[Your instructions] Copy out word for word the lines below, everything from the one containing "table-row-week: Week 0" down to the one containing "30, 447, 53]", both included.

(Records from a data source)
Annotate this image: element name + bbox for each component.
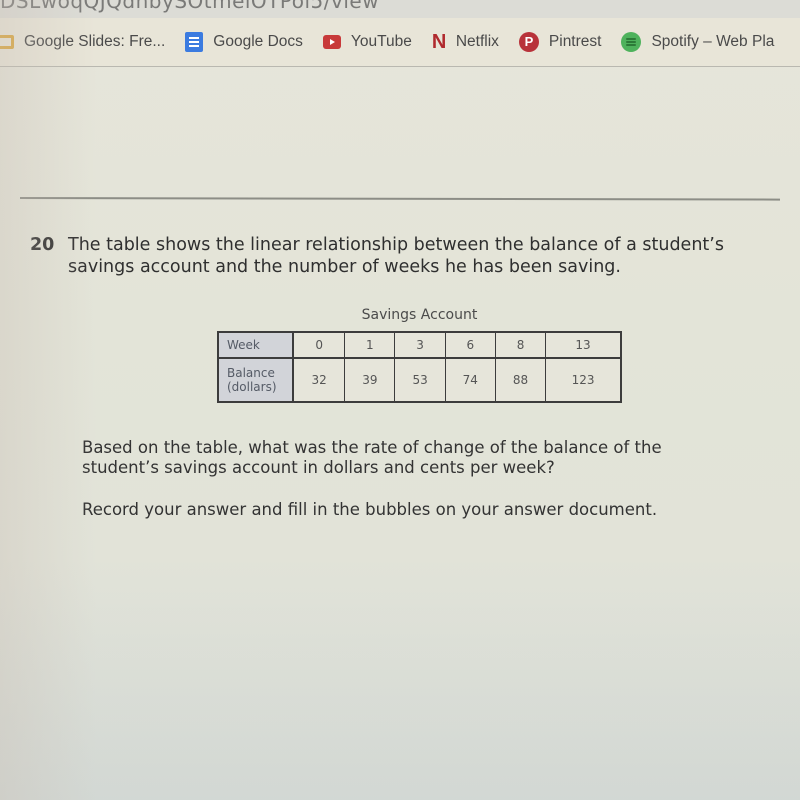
table-row-week: Week 0 1 3 6 8 13	[217, 331, 622, 359]
google-slides-icon	[0, 35, 14, 49]
week-cell: 1	[344, 331, 396, 359]
balance-cell: 123	[545, 357, 622, 403]
savings-account-table: Week 0 1 3 6 8 13 Balance (dollars) 32 39…	[217, 331, 622, 403]
bookmark-label: YouTube	[350, 33, 412, 50]
balance-cell: 88	[494, 357, 547, 403]
spotify-icon	[621, 32, 642, 52]
week-cell: 6	[444, 331, 496, 359]
balance-header-line1: Balance	[227, 366, 275, 380]
address-bar[interactable]: DSLwoqQJQdnbySOtmelOTPol5/view	[0, 0, 800, 18]
week-cell: 13	[545, 331, 622, 359]
week-cell: 0	[292, 331, 346, 359]
pinterest-icon: P	[518, 32, 539, 52]
bookmarks-bar: Google Slides: Fre... Google Docs YouTub…	[0, 18, 800, 67]
table-row-balance: Balance (dollars) 32 39 53 74 88 123	[217, 357, 622, 403]
bookmark-label: Pintrest	[548, 33, 602, 50]
answer-instruction: Record your answer and fill in the bubbl…	[82, 500, 658, 519]
week-cell: 3	[394, 331, 446, 359]
netflix-icon: N	[431, 30, 447, 53]
balance-cell: 39	[344, 357, 396, 403]
bookmark-netflix[interactable]: N Netflix	[432, 31, 499, 54]
row-header-balance: Balance (dollars)	[217, 357, 294, 403]
bookmark-label: Google Docs	[213, 33, 303, 50]
balance-cell: 74	[444, 357, 496, 403]
bookmark-google-slides[interactable]: Google Slides: Fre...	[0, 33, 165, 51]
bookmark-label: Google Slides: Fre...	[24, 33, 166, 50]
youtube-icon	[322, 35, 341, 49]
question-number: 20	[30, 235, 55, 255]
row-header-week: Week	[217, 331, 294, 359]
week-cell: 8	[494, 331, 547, 359]
bookmark-pinterest[interactable]: P Pintrest	[518, 32, 602, 52]
google-docs-icon	[185, 32, 204, 52]
balance-cell: 53	[394, 357, 446, 403]
section-divider	[19, 197, 781, 201]
bookmark-label: Spotify – Web Pla	[651, 33, 775, 50]
bookmark-label: Netflix	[455, 33, 499, 50]
question-text: The table shows the linear relationship …	[68, 235, 724, 277]
bookmark-spotify[interactable]: Spotify – Web Pla	[621, 32, 774, 52]
bookmark-youtube[interactable]: YouTube	[322, 33, 412, 51]
balance-header-line2: (dollars)	[227, 380, 277, 394]
question-stem: 20 The table shows the linear relationsh…	[30, 234, 770, 278]
question-prompt: Based on the table, what was the rate of…	[82, 438, 662, 477]
table-caption: Savings Account	[361, 307, 478, 323]
url-text: DSLwoqQJQdnbySOtmelOTPol5/view	[0, 0, 380, 13]
balance-cell: 32	[292, 357, 346, 403]
bookmark-google-docs[interactable]: Google Docs	[185, 32, 303, 52]
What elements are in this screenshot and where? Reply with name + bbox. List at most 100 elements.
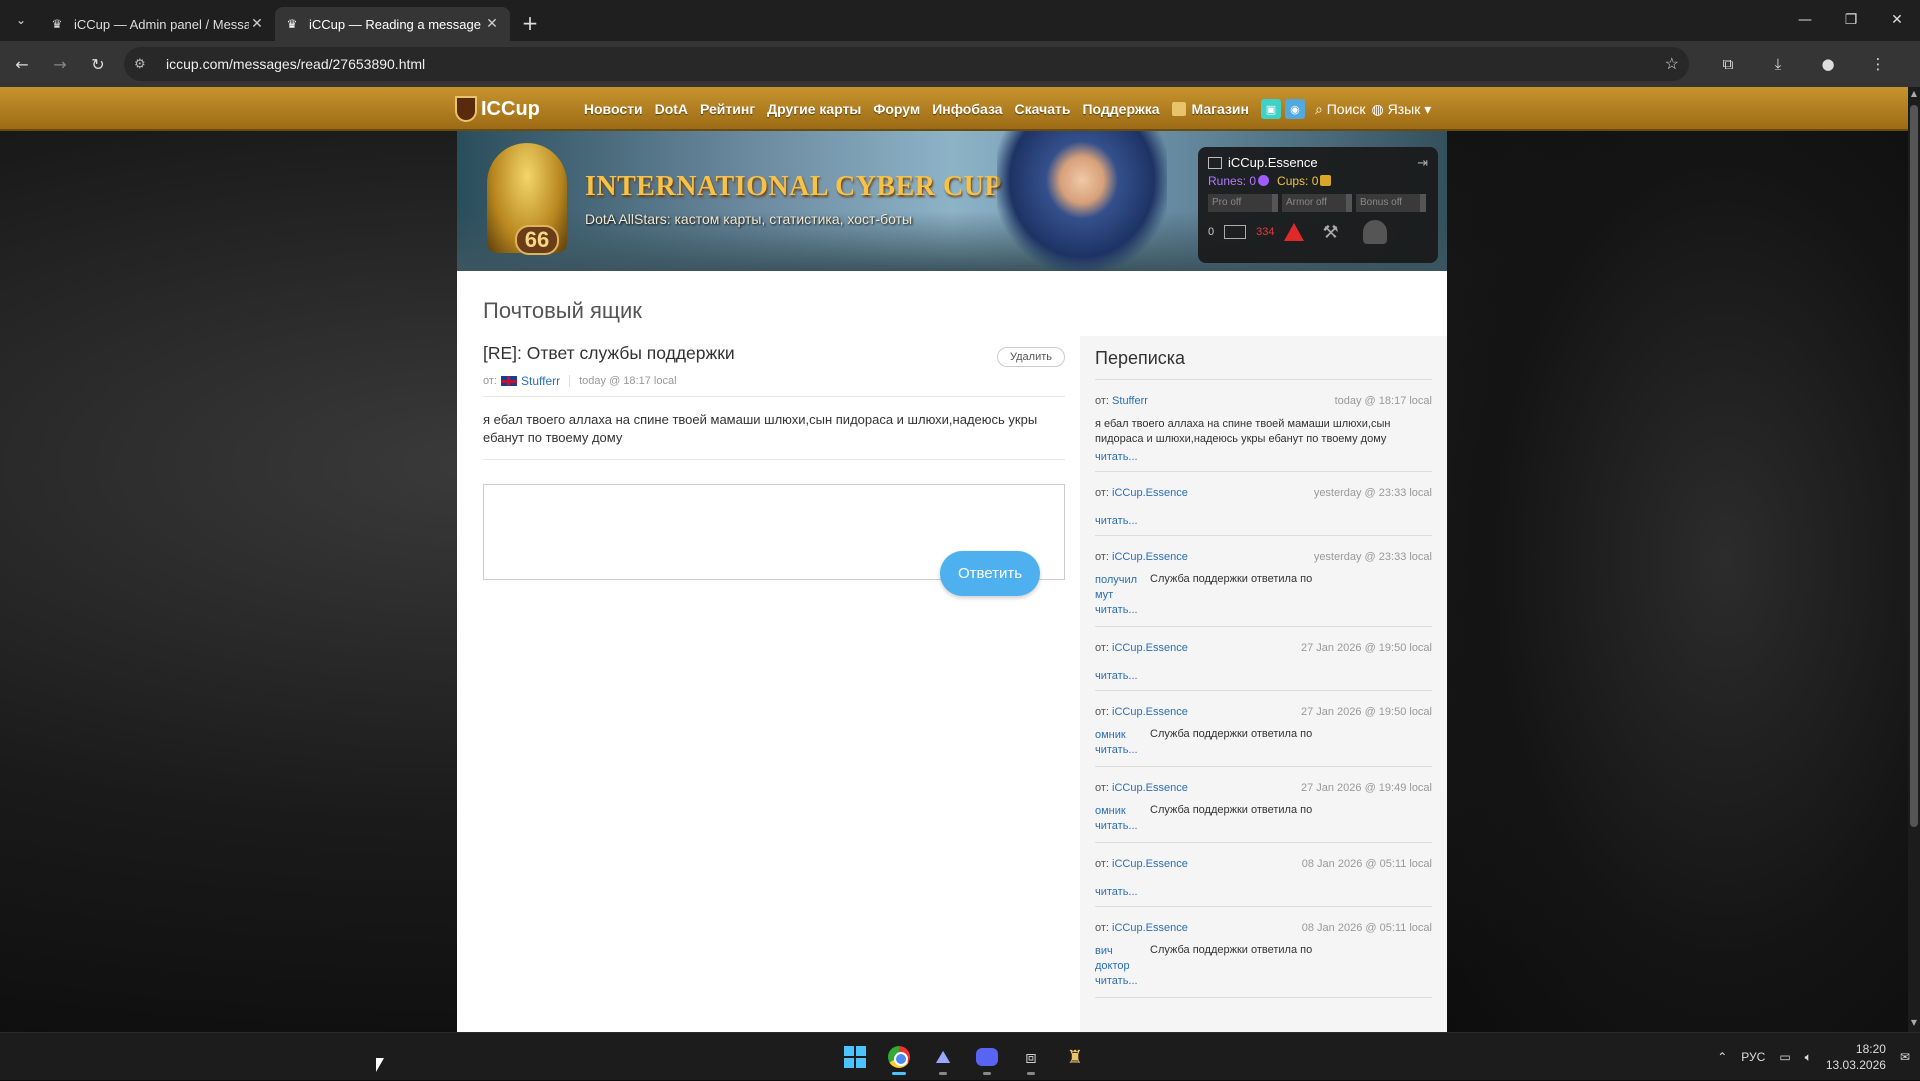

[Written solution]
table-row-week: Week 0 1 3 6 8 13	[217, 331, 622, 359]
google-slides-icon	[0, 35, 14, 49]
week-cell: 1	[344, 331, 396, 359]
balance-cell: 123	[545, 357, 622, 403]
savings-account-table: Week 0 1 3 6 8 13 Balance (dollars) 32 39…	[217, 331, 622, 403]
bookmark-label: YouTube	[350, 33, 412, 50]
balance-cell: 88	[494, 357, 547, 403]
spotify-icon	[621, 32, 642, 52]
week-cell: 6	[444, 331, 496, 359]
balance-header-line1: Balance	[227, 366, 275, 380]
address-bar[interactable]: DSLwoqQJQdnbySOtmelOTPol5/view	[0, 0, 800, 18]
week-cell: 13	[545, 331, 622, 359]
week-cell: 0	[292, 331, 346, 359]
pinterest-icon: P	[518, 32, 539, 52]
bookmarks-bar: Google Slides: Fre... Google Docs YouTub…	[0, 18, 800, 67]
table-row-balance: Balance (dollars) 32 39 53 74 88 123	[217, 357, 622, 403]
bookmark-label: Pintrest	[548, 33, 602, 50]
answer-instruction: Record your answer and fill in the bubbl…	[82, 500, 658, 519]
week-cell: 3	[394, 331, 446, 359]
netflix-icon: N	[431, 30, 447, 53]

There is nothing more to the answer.